GIVEN PROBLEM —
Your task is to output the listing word for word, with pictures excluded.

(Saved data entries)

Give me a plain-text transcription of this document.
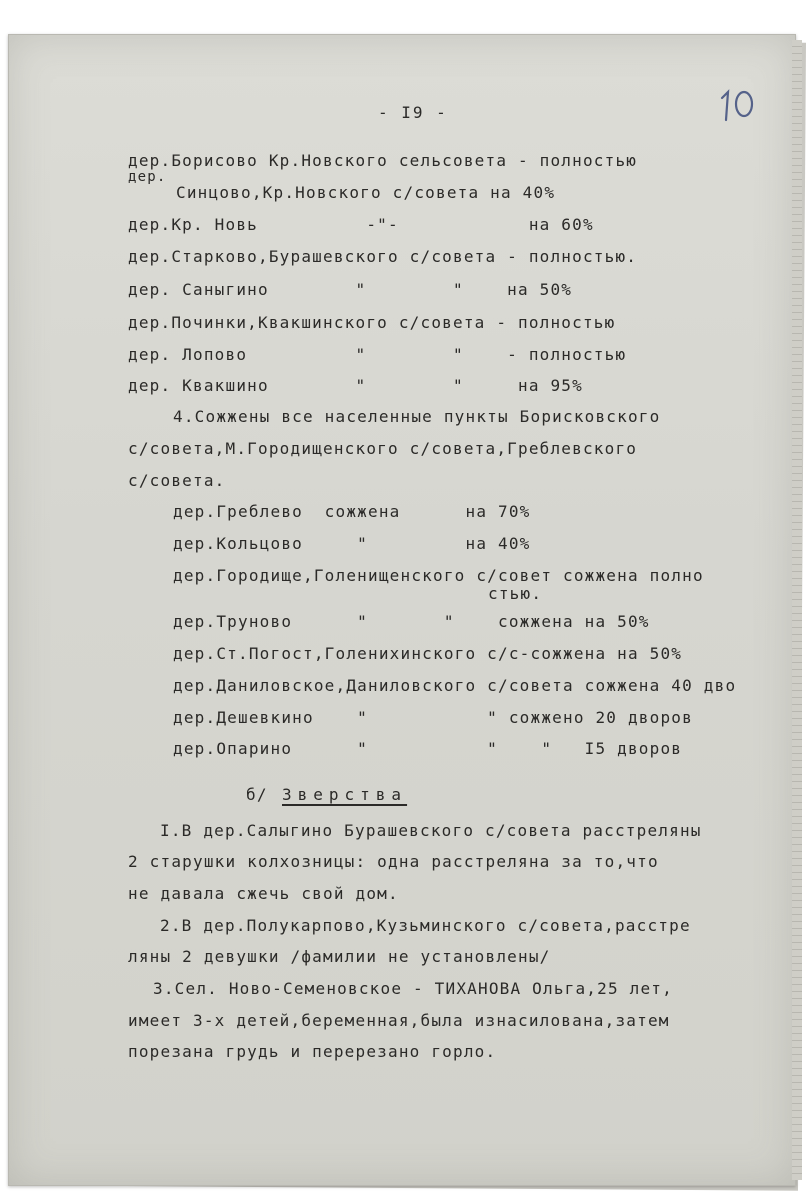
- I9 -
дер.Борисово Кр.Новского сельсовета - полностью
дер.
Синцово,Кр.Новского с/совета на 40%
дер.Кр. Новь          -"-            на 60%
дер.Старково,Бурашевского с/совета - полностью.
дер. Саныгино        "        "    на 50%
дер.Починки,Квакшинского с/совета - полностью
дер. Лопово          "        "    - полностью
дер. Квакшино        "        "     на 95%
4.Сожжены все населенные пункты Борисковского
с/совета,М.Городищенского с/совета,Греблевского
с/совета.
дер.Греблево  сожжена      на 70%
дер.Кольцово     "         на 40%
дер.Городище,Голенищенского с/совет сожжена полно
стью.
дер.Труново      "       "    сожжена на 50%
дер.Ст.Погост,Голенихинского с/с-сожжена на 50%
дер.Даниловское,Даниловского с/совета сожжена 40 дво
дер.Дешевкино    "           " сожжено 20 дворов
дер.Опарино      "           "    "   I5 дворов
б/ Зверства
I.В дер.Салыгино Бурашевского с/совета расстреляны
2 старушки колхозницы: одна расстреляна за то,что
не давала сжечь свой дом.
2.В дер.Полукарпово,Кузьминского с/совета,расстре
ляны 2 девушки /фамилии не установлены/
3.Сел. Ново-Семеновское - ТИХАНОВА Ольга,25 лет,
имеет 3-х детей,беременная,была изнасилована,затем
порезана грудь и перерезано горло.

TASK ANSWER —
Give me a plain-text transcription of this document.
- I9 -
дер.Борисово Кр.Новского сельсовета - полностью
дер.
Синцово,Кр.Новского с/совета на 40%
дер.Кр. Новь          -"-            на 60%
дер.Старково,Бурашевского с/совета - полностью.
дер. Саныгино        "        "    на 50%
дер.Починки,Квакшинского с/совета - полностью
дер. Лопово          "        "    - полностью
дер. Квакшино        "        "     на 95%
4.Сожжены все населенные пункты Борисковского
с/совета,М.Городищенского с/совета,Греблевского
с/совета.
дер.Греблево  сожжена      на 70%
дер.Кольцово     "         на 40%
дер.Городище,Голенищенского с/совет сожжена полно
стью.
дер.Труново      "       "    сожжена на 50%
дер.Ст.Погост,Голенихинского с/с-сожжена на 50%
дер.Даниловское,Даниловского с/совета сожжена 40 дво
дер.Дешевкино    "           " сожжено 20 дворов
дер.Опарино      "           "    "   I5 дворов
б/ Зверства
I.В дер.Салыгино Бурашевского с/совета расстреляны
2 старушки колхозницы: одна расстреляна за то,что
не давала сжечь свой дом.
2.В дер.Полукарпово,Кузьминского с/совета,расстре
ляны 2 девушки /фамилии не установлены/
3.Сел. Ново-Семеновское - ТИХАНОВА Ольга,25 лет,
имеет 3-х детей,беременная,была изнасилована,затем
порезана грудь и перерезано горло.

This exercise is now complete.